TO DO
Repeat every line below exactly as it reads.

Extracted records:

• • •

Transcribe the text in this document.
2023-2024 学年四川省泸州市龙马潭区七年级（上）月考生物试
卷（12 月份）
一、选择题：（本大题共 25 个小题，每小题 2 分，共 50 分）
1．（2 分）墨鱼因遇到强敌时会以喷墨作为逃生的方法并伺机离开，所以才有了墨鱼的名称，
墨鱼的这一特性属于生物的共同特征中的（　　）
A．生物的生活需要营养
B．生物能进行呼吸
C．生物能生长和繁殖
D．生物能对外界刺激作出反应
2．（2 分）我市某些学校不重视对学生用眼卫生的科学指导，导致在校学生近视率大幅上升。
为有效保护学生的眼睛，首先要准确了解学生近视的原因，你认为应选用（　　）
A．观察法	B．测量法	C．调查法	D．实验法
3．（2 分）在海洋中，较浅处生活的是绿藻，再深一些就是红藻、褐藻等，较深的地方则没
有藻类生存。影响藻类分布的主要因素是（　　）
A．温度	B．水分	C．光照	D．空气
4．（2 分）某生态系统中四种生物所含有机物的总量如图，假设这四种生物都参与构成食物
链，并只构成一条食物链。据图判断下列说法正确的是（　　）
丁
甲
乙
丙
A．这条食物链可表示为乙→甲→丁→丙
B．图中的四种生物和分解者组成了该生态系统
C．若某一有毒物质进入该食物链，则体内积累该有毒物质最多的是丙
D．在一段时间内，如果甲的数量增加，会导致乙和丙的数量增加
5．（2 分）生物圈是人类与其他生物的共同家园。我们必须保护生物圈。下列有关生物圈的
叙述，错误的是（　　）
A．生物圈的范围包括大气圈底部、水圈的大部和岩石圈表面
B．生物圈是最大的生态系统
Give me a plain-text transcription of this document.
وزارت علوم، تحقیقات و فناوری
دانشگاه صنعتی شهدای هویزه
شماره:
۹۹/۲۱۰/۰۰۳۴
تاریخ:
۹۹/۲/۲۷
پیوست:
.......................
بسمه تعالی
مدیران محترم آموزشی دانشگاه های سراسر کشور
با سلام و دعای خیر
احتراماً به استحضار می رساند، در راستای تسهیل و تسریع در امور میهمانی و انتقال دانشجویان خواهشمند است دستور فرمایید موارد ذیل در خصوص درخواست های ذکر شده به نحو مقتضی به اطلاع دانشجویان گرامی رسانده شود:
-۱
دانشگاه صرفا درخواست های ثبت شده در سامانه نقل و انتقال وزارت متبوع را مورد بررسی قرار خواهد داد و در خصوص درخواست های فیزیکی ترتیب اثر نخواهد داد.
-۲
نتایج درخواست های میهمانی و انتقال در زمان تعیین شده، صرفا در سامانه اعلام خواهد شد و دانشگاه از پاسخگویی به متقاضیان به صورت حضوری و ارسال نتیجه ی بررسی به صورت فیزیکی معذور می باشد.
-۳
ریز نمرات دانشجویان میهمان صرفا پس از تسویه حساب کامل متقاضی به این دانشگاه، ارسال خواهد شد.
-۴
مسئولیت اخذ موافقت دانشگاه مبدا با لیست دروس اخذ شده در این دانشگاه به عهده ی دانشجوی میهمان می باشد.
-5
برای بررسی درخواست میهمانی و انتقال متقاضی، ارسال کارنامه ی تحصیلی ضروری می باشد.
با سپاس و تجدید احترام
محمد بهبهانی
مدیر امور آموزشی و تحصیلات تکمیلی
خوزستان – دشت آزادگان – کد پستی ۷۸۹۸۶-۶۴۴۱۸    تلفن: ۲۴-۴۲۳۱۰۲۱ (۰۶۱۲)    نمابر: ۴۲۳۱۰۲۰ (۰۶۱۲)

• • •

FULL RESPONSE
Transcribe the text in this document.
2023-2024 学年四川省泸州市龙马潭区七年级（上）月考生物试
卷（12 月份）
一、选择题：（本大题共 25 个小题，每小题 2 分，共 50 分）
1．（2 分）墨鱼因遇到强敌时会以喷墨作为逃生的方法并伺机离开，所以才有了墨鱼的名称，
墨鱼的这一特性属于生物的共同特征中的（　　）
A．生物的生活需要营养
B．生物能进行呼吸
C．生物能生长和繁殖
D．生物能对外界刺激作出反应
2．（2 分）我市某些学校不重视对学生用眼卫生的科学指导，导致在校学生近视率大幅上升。
为有效保护学生的眼睛，首先要准确了解学生近视的原因，你认为应选用（　　）
A．观察法	B．测量法	C．调查法	D．实验法
3．（2 分）在海洋中，较浅处生活的是绿藻，再深一些就是红藻、褐藻等，较深的地方则没
有藻类生存。影响藻类分布的主要因素是（　　）
A．温度	B．水分	C．光照	D．空气
4．（2 分）某生态系统中四种生物所含有机物的总量如图，假设这四种生物都参与构成食物
链，并只构成一条食物链。据图判断下列说法正确的是（　　）
丁
甲
乙
丙
A．这条食物链可表示为乙→甲→丁→丙
B．图中的四种生物和分解者组成了该生态系统
C．若某一有毒物质进入该食物链，则体内积累该有毒物质最多的是丙
D．在一段时间内，如果甲的数量增加，会导致乙和丙的数量增加
5．（2 分）生物圈是人类与其他生物的共同家园。我们必须保护生物圈。下列有关生物圈的
叙述，错误的是（　　）
A．生物圈的范围包括大气圈底部、水圈的大部和岩石圈表面
B．生物圈是最大的生态系统
Give me a plain-text transcription of this document.
وزارت علوم، تحقیقات و فناوری
دانشگاه صنعتی شهدای هویزه
شماره:
۹۹/۲۱۰/۰۰۳۴
تاریخ:
۹۹/۲/۲۷
پیوست:
.......................
بسمه تعالی
مدیران محترم آموزشی دانشگاه های سراسر کشور
با سلام و دعای خیر
احتراماً به استحضار می رساند، در راستای تسهیل و تسریع در امور میهمانی و انتقال دانشجویان خواهشمند است دستور فرمایید موارد ذیل در خصوص درخواست های ذکر شده به نحو مقتضی به اطلاع دانشجویان گرامی رسانده شود:
-۱
دانشگاه صرفا درخواست های ثبت شده در سامانه نقل و انتقال وزارت متبوع را مورد بررسی قرار خواهد داد و در خصوص درخواست های فیزیکی ترتیب اثر نخواهد داد.
-۲
نتایج درخواست های میهمانی و انتقال در زمان تعیین شده، صرفا در سامانه اعلام خواهد شد و دانشگاه از پاسخگویی به متقاضیان به صورت حضوری و ارسال نتیجه ی بررسی به صورت فیزیکی معذور می باشد.
-۳
ریز نمرات دانشجویان میهمان صرفا پس از تسویه حساب کامل متقاضی به این دانشگاه، ارسال خواهد شد.
-۴
مسئولیت اخذ موافقت دانشگاه مبدا با لیست دروس اخذ شده در این دانشگاه به عهده ی دانشجوی میهمان می باشد.
-5
برای بررسی درخواست میهمانی و انتقال متقاضی، ارسال کارنامه ی تحصیلی ضروری می باشد.
با سپاس و تجدید احترام
محمد بهبهانی
مدیر امور آموزشی و تحصیلات تکمیلی
خوزستان – دشت آزادگان – کد پستی ۷۸۹۸۶-۶۴۴۱۸    تلفن: ۲۴-۴۲۳۱۰۲۱ (۰۶۱۲)    نمابر: ۴۲۳۱۰۲۰ (۰۶۱۲)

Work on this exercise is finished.